*MATERIAL FOR THIS TASK*.
---
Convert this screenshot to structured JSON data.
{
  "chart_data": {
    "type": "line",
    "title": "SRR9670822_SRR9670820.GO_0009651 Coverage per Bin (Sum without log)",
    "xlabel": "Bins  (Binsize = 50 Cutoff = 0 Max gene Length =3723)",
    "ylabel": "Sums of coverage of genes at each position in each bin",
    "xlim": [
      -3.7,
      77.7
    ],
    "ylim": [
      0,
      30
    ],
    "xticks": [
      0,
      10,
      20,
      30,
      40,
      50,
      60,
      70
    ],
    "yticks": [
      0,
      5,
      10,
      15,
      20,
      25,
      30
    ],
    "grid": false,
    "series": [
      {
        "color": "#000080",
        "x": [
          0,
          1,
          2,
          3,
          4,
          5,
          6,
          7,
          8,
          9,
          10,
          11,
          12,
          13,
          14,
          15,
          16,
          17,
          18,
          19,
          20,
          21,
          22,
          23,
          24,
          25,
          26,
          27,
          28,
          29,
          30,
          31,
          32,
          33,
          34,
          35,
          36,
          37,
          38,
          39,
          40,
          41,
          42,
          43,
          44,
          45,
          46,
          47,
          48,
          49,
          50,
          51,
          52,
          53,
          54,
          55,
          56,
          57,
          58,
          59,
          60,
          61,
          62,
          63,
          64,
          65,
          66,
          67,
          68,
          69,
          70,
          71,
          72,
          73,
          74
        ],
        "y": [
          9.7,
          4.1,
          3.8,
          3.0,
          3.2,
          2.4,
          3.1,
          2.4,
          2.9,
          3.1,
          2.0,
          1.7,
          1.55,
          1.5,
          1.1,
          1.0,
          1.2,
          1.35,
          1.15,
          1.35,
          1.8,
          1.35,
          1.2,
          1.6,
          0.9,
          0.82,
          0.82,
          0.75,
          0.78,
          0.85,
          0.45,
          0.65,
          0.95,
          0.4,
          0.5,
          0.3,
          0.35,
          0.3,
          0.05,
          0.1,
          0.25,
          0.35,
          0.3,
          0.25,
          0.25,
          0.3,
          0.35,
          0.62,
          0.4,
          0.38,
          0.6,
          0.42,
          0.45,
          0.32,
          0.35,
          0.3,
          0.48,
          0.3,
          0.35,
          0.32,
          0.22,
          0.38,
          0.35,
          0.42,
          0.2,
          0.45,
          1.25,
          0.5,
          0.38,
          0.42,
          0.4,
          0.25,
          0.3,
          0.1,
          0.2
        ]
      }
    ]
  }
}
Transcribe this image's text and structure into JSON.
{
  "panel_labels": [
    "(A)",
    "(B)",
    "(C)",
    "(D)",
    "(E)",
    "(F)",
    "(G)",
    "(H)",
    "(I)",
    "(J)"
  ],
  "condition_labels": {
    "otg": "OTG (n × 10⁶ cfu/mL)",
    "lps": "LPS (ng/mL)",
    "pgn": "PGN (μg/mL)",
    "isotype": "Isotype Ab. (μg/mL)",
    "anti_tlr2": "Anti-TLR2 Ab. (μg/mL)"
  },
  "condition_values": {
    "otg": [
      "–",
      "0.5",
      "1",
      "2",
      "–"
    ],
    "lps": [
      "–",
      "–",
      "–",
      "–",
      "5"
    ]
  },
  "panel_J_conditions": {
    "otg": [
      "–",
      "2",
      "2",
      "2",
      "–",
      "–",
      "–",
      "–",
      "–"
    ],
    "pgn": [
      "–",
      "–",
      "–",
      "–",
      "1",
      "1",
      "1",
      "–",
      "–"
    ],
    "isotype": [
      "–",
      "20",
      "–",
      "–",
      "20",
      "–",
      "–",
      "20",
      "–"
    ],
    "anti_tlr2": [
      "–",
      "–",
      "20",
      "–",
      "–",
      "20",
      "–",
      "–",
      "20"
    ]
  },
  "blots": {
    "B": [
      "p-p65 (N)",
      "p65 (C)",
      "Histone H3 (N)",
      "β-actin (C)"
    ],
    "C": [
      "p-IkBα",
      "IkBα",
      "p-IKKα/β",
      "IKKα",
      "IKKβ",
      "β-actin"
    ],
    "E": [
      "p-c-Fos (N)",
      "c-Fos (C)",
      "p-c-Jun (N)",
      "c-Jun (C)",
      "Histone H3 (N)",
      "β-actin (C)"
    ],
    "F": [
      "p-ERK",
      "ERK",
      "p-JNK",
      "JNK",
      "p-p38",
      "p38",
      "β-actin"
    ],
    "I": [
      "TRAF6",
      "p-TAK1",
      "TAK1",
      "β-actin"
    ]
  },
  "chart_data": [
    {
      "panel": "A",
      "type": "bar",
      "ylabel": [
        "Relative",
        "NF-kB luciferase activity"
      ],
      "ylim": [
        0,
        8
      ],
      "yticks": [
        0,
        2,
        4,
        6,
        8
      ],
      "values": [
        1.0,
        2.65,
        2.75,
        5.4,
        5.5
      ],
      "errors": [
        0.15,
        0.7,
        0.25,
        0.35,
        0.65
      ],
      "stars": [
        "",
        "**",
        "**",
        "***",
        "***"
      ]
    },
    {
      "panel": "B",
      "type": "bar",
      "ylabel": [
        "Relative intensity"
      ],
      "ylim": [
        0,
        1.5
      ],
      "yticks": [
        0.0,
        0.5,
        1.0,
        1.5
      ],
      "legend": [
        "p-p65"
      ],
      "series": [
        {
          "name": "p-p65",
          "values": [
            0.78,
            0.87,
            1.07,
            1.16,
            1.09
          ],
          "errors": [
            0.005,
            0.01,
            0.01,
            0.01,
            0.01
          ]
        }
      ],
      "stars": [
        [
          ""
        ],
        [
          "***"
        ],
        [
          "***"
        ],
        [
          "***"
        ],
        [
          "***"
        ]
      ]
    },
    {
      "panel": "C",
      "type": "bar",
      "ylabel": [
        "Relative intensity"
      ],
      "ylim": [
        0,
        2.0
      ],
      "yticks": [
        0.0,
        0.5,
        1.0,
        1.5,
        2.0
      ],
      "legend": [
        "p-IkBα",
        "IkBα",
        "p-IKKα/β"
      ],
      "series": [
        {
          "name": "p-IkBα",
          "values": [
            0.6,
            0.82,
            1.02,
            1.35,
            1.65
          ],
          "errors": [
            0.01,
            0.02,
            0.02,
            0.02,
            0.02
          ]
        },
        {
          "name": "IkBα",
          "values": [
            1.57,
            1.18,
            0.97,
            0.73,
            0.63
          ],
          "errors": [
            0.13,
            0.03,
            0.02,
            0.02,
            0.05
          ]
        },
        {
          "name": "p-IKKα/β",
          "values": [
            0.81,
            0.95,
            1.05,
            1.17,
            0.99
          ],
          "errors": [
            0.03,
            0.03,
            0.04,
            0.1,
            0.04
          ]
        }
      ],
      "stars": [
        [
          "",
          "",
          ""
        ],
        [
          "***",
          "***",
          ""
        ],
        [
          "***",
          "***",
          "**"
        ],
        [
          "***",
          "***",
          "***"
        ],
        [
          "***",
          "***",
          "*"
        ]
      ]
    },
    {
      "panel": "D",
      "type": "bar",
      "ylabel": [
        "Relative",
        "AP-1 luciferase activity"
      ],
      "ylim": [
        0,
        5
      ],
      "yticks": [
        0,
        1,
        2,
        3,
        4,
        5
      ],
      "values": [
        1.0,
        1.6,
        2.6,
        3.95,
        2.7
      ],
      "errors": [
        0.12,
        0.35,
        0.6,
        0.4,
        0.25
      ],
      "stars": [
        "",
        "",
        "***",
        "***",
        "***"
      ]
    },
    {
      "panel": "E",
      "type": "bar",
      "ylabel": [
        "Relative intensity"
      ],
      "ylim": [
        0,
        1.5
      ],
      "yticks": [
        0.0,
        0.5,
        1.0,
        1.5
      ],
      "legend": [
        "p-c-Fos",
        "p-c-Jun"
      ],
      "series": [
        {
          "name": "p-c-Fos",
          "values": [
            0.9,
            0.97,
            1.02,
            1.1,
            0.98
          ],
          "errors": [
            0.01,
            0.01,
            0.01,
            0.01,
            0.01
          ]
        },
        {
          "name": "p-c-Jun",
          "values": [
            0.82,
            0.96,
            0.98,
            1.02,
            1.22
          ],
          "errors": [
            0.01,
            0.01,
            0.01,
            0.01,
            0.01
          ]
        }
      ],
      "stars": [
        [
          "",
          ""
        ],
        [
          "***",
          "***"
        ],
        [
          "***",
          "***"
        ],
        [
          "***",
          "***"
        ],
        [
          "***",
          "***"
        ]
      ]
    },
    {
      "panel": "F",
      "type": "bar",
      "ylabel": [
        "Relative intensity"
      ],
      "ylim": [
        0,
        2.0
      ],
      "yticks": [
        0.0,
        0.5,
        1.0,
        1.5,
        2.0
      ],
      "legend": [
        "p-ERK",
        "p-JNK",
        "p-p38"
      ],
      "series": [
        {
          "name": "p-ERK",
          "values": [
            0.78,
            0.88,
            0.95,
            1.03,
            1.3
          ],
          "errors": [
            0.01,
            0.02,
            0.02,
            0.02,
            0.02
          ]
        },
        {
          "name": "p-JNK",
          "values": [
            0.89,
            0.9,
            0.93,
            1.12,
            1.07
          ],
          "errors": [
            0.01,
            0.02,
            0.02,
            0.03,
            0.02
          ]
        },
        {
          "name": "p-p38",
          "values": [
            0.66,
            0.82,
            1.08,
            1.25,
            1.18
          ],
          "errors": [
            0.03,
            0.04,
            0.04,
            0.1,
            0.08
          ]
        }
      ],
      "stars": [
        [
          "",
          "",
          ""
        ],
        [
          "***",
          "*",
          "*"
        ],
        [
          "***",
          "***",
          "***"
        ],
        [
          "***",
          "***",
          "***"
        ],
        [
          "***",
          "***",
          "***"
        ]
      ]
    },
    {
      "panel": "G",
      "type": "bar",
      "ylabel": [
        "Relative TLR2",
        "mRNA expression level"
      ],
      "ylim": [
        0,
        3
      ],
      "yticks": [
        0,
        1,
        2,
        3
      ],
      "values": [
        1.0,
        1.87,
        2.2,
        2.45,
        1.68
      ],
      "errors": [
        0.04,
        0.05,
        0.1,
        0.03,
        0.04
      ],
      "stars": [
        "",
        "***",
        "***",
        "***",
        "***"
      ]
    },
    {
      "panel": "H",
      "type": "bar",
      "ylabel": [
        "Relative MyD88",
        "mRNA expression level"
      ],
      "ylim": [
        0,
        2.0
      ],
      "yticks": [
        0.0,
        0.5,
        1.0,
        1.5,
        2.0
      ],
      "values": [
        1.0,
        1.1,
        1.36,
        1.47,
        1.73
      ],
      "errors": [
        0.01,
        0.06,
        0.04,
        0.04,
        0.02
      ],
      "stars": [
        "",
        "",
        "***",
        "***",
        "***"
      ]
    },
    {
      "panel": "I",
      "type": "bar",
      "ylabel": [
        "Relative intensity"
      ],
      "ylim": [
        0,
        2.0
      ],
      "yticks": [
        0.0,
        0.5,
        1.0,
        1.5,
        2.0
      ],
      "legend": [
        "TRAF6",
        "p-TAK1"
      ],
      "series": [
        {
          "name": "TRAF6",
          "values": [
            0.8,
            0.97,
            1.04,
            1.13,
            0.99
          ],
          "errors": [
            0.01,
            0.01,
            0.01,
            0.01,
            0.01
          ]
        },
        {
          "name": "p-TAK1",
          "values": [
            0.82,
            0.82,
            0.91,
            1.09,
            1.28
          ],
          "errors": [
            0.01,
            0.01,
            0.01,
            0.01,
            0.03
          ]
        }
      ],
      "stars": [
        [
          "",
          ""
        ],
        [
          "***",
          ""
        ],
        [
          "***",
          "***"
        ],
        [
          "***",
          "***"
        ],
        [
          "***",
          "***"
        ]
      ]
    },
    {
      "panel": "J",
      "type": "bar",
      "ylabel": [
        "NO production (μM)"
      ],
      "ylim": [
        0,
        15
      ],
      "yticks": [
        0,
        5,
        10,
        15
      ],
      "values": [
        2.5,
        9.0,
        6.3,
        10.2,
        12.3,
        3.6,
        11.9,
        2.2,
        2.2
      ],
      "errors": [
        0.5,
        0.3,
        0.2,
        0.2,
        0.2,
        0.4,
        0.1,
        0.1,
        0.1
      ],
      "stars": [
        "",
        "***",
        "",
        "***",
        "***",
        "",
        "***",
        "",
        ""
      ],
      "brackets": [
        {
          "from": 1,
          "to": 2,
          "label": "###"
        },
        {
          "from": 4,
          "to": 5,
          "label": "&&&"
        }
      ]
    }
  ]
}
---
*PROBLEM REQUIREMENTS*.
Lines containing the string "luciferase": report how many there are in the material above, and nothing more.

*ANSWER TO THE PROBLEM*.
2